- [What the task requires]:
Count how many lines of the data include "they". The answer is that number and nothing else.

- [Source data]:
-- Begin --

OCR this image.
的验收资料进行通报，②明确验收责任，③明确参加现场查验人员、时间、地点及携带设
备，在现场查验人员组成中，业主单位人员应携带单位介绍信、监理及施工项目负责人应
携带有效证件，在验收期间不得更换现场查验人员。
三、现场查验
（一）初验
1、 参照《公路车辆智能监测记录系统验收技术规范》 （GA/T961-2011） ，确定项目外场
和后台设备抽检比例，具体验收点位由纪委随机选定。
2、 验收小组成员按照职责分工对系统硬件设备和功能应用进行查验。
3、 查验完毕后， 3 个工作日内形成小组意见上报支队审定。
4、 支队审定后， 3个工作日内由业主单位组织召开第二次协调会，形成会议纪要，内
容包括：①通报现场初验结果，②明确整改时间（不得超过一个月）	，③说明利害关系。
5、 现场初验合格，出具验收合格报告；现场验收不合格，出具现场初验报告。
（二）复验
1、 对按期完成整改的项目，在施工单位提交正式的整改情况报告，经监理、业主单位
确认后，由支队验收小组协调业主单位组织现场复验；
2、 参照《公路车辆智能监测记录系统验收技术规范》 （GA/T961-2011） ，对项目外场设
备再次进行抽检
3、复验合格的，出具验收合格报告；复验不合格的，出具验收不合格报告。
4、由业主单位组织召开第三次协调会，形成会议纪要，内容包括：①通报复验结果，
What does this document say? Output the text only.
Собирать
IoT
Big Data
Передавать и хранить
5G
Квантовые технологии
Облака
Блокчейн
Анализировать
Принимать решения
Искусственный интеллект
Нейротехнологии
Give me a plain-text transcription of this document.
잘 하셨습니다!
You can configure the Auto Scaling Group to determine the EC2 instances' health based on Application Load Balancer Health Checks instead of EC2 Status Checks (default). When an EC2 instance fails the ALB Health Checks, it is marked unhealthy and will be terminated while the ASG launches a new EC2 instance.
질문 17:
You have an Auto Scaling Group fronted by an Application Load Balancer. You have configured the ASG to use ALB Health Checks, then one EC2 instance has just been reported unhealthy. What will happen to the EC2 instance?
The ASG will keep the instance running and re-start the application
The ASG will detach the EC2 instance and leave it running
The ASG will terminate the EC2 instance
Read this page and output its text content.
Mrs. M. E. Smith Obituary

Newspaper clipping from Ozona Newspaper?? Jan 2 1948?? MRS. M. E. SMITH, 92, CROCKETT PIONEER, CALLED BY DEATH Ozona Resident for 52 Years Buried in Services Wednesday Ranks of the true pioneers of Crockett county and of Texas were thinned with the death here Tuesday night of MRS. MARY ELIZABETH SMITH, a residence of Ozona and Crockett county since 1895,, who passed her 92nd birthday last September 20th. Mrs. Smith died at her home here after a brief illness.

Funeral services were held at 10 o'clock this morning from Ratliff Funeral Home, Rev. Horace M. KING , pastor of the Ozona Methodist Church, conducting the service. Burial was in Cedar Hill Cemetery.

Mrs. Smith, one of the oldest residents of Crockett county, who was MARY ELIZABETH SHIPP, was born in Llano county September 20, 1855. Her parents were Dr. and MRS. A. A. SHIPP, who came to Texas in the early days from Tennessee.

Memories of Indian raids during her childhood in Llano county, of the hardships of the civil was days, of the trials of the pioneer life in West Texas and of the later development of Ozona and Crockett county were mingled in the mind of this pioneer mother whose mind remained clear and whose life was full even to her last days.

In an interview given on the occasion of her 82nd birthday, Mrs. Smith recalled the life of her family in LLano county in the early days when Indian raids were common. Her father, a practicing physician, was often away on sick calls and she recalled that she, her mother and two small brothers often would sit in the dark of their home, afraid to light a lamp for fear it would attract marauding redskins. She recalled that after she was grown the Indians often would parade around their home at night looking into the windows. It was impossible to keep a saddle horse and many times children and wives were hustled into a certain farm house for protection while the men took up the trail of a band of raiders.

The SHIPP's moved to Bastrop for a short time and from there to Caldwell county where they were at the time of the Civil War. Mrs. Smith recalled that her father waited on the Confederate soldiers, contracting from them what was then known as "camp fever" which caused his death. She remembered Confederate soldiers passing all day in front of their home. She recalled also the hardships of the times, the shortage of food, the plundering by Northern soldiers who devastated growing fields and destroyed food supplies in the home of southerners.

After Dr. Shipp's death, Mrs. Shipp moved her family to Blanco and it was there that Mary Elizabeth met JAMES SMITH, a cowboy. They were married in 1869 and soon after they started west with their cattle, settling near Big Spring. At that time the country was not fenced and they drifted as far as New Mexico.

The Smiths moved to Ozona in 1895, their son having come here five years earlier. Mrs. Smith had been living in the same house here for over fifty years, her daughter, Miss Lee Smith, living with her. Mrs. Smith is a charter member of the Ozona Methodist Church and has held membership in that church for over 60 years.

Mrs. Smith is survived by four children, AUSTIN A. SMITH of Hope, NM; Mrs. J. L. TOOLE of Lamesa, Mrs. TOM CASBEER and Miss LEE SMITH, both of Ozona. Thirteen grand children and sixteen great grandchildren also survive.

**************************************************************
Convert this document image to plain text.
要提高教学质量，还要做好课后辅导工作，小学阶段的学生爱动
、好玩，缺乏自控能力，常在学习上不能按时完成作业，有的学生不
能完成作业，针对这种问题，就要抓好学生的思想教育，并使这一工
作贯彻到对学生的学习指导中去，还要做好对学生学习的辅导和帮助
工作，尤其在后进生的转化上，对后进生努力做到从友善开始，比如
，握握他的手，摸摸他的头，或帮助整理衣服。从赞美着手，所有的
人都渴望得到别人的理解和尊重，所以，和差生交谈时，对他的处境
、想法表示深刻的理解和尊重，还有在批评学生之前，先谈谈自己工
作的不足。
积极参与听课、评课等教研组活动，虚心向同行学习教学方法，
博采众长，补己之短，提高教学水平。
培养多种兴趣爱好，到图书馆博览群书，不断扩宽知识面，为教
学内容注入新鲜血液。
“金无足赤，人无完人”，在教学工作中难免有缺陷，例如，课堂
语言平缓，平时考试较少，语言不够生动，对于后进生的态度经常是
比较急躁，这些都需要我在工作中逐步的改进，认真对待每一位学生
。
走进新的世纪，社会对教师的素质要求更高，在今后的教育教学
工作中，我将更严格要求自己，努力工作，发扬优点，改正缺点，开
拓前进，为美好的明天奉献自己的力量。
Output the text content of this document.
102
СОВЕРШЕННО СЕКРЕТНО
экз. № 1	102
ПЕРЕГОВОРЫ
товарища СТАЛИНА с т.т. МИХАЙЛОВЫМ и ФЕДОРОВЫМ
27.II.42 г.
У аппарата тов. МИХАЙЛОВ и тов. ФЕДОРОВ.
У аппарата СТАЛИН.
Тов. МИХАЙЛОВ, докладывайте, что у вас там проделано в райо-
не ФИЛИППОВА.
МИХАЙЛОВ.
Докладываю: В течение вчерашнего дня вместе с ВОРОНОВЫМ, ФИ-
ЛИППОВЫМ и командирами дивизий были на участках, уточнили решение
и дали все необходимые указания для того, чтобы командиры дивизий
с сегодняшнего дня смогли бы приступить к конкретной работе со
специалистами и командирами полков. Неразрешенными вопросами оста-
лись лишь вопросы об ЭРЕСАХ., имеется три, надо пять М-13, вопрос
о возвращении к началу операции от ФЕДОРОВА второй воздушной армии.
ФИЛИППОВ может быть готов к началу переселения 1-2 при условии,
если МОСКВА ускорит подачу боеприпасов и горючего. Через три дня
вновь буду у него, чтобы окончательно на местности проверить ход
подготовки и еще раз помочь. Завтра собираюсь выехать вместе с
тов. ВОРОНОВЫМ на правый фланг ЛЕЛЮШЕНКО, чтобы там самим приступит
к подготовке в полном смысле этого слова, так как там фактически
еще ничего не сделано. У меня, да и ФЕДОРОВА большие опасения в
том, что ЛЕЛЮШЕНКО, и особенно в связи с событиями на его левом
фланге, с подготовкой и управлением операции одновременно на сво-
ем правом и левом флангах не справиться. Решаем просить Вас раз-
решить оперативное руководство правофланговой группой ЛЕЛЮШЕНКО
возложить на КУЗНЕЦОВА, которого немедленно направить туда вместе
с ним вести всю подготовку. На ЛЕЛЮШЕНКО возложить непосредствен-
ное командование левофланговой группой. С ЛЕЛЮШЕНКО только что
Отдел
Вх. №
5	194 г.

-- End --

- [Task output]:
2